Dataset entries ::
----------

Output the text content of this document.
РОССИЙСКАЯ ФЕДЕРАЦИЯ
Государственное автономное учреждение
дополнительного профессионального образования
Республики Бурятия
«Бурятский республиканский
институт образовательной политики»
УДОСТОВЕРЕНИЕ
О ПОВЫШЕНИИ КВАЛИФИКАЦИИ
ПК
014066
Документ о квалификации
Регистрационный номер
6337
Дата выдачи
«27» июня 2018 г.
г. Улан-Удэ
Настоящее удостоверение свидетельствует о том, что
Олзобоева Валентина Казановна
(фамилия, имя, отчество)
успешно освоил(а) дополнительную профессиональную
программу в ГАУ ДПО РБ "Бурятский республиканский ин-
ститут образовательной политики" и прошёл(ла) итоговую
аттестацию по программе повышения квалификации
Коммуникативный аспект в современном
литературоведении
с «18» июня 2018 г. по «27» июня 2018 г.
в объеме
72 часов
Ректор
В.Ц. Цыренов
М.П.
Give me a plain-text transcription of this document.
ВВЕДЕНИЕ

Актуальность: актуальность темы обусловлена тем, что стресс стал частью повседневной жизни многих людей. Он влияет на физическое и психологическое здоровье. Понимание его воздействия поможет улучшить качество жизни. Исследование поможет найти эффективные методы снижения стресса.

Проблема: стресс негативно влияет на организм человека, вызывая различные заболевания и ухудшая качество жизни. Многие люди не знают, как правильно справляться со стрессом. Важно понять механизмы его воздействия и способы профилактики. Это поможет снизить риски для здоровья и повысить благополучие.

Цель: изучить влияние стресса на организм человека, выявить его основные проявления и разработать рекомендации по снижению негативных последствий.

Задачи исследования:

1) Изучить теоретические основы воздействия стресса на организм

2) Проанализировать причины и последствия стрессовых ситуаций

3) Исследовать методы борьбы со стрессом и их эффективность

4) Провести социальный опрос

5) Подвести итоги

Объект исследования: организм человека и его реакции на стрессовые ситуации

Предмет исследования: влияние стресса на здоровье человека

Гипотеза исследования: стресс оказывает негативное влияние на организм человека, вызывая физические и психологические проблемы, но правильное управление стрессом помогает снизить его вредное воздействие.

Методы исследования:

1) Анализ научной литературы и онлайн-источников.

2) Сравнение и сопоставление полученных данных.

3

----------

EXERCISE DIRECTIONS :: Transcribe the full listing above without leaving anything out.

TASK OUTPUT ::
Output the text content of this document.
РОССИЙСКАЯ ФЕДЕРАЦИЯ
Государственное автономное учреждение
дополнительного профессионального образования
Республики Бурятия
«Бурятский республиканский
институт образовательной политики»
УДОСТОВЕРЕНИЕ
О ПОВЫШЕНИИ КВАЛИФИКАЦИИ
ПК
014066
Документ о квалификации
Регистрационный номер
6337
Дата выдачи
«27» июня 2018 г.
г. Улан-Удэ
Настоящее удостоверение свидетельствует о том, что
Олзобоева Валентина Казановна
(фамилия, имя, отчество)
успешно освоил(а) дополнительную профессиональную
программу в ГАУ ДПО РБ "Бурятский республиканский ин-
ститут образовательной политики" и прошёл(ла) итоговую
аттестацию по программе повышения квалификации
Коммуникативный аспект в современном
литературоведении
с «18» июня 2018 г. по «27» июня 2018 г.
в объеме
72 часов
Ректор
В.Ц. Цыренов
М.П.
Give me a plain-text transcription of this document.
ВВЕДЕНИЕ

Актуальность: актуальность темы обусловлена тем, что стресс стал частью повседневной жизни многих людей. Он влияет на физическое и психологическое здоровье. Понимание его воздействия поможет улучшить качество жизни. Исследование поможет найти эффективные методы снижения стресса.

Проблема: стресс негативно влияет на организм человека, вызывая различные заболевания и ухудшая качество жизни. Многие люди не знают, как правильно справляться со стрессом. Важно понять механизмы его воздействия и способы профилактики. Это поможет снизить риски для здоровья и повысить благополучие.

Цель: изучить влияние стресса на организм человека, выявить его основные проявления и разработать рекомендации по снижению негативных последствий.

Задачи исследования:

1) Изучить теоретические основы воздействия стресса на организм

2) Проанализировать причины и последствия стрессовых ситуаций

3) Исследовать методы борьбы со стрессом и их эффективность

4) Провести социальный опрос

5) Подвести итоги

Объект исследования: организм человека и его реакции на стрессовые ситуации

Предмет исследования: влияние стресса на здоровье человека

Гипотеза исследования: стресс оказывает негативное влияние на организм человека, вызывая физические и психологические проблемы, но правильное управление стрессом помогает снизить его вредное воздействие.

Методы исследования:

1) Анализ научной литературы и онлайн-источников.

2) Сравнение и сопоставление полученных данных.

3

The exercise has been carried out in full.